* [WRITTEN TASK] Return all of the data exactly as written, without the pictures.
## Start DATA ENTRIES
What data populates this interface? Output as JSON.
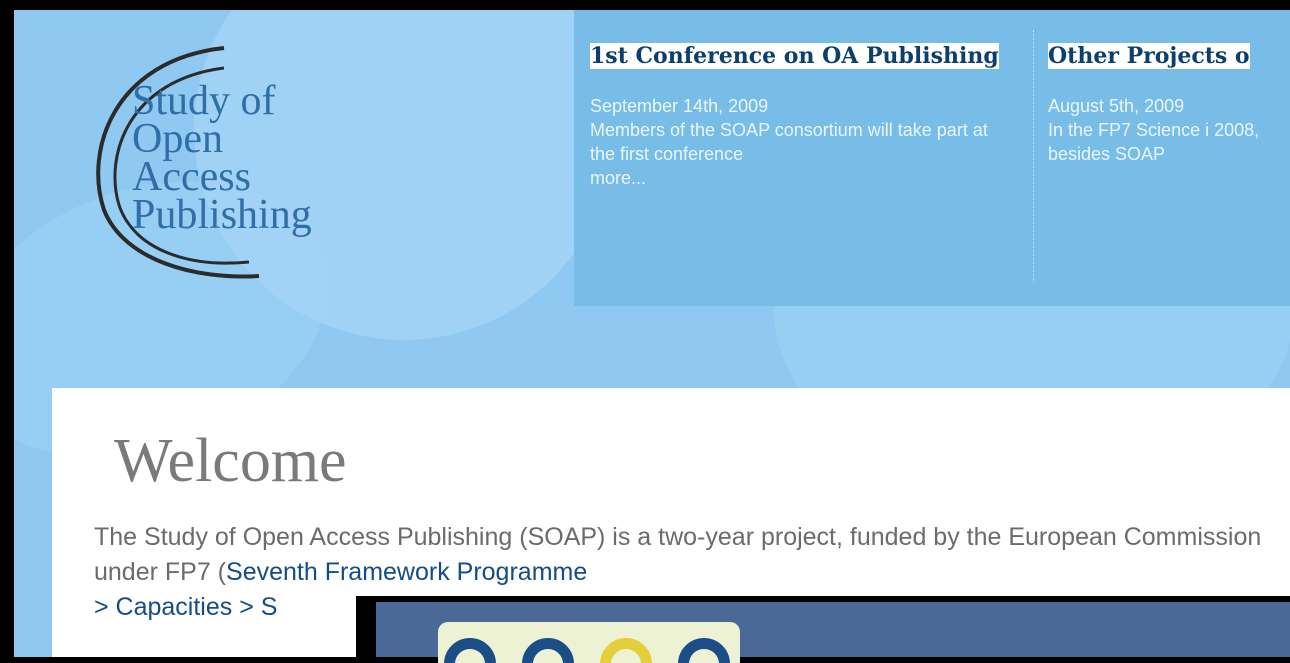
{
  "logo": {
    "lines": [
      "Study of",
      "Open",
      "Access",
      "Publishing"
    ]
  },
  "news": [
    {
      "title": "1st Conference on OA Publishing",
      "date": "September 14th, 2009",
      "text": "Members of the SOAP consortium will take part at the first conference",
      "more": "more..."
    },
    {
      "title": "Other Projects o",
      "date": "August 5th, 2009",
      "text": "In the FP7 Science i 2008, besides SOAP"
    }
  ],
  "welcome": {
    "heading": "Welcome",
    "intro_start": "The Study of Open Access Publishing (SOAP) is a two-year project, funded by the European Commission under FP7 (",
    "link1": "Seventh Framework Programme",
    "link2": "> Capacities > S"
  },
  "colors": {
    "header_bg": "#8fc9f1",
    "news_bg": "#77bde8",
    "link": "#134d86",
    "popup_bar": "#4a6997"
  }
}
## End DATA ENTRIES
* [WRITTEN SOLUTION]
What data populates this interface? Output as JSON.
{
  "logo": {
    "lines": [
      "Study of",
      "Open",
      "Access",
      "Publishing"
    ]
  },
  "news": [
    {
      "title": "1st Conference on OA Publishing",
      "date": "September 14th, 2009",
      "text": "Members of the SOAP consortium will take part at the first conference",
      "more": "more..."
    },
    {
      "title": "Other Projects o",
      "date": "August 5th, 2009",
      "text": "In the FP7 Science i 2008, besides SOAP"
    }
  ],
  "welcome": {
    "heading": "Welcome",
    "intro_start": "The Study of Open Access Publishing (SOAP) is a two-year project, funded by the European Commission under FP7 (",
    "link1": "Seventh Framework Programme",
    "link2": "> Capacities > S"
  },
  "colors": {
    "header_bg": "#8fc9f1",
    "news_bg": "#77bde8",
    "link": "#134d86",
    "popup_bar": "#4a6997"
  }
}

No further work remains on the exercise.